* _Your task_: Using the entries that follow, collect the lines where the word "include" appears.

* _Data records_:
********************
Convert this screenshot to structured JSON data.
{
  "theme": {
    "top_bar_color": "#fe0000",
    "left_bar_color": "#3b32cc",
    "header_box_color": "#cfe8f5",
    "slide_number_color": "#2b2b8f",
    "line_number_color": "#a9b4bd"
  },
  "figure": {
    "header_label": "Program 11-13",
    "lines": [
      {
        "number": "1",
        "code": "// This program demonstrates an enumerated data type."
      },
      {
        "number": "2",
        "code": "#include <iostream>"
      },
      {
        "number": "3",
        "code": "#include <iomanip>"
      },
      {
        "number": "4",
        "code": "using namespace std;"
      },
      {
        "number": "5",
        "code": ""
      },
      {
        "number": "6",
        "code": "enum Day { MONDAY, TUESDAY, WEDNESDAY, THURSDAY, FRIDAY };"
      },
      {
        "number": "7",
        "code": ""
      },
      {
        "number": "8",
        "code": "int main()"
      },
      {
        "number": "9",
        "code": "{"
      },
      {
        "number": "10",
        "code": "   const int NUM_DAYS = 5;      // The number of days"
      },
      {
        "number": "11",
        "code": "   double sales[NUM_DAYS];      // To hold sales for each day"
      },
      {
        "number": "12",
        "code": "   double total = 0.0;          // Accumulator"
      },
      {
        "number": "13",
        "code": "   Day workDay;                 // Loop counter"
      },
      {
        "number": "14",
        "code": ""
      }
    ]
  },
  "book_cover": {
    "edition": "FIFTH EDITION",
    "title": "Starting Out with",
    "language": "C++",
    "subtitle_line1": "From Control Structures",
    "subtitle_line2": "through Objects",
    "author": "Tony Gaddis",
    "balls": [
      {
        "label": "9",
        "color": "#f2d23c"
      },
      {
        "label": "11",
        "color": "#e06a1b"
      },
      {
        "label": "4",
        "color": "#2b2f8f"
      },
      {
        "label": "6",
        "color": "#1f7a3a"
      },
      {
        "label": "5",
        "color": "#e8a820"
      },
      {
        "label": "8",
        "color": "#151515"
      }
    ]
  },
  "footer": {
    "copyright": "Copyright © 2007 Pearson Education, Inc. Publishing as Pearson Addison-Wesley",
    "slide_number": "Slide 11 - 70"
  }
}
********************
* _Answer to the task_:
        "code": "#include <iostream>"
        "code": "#include <iomanip>"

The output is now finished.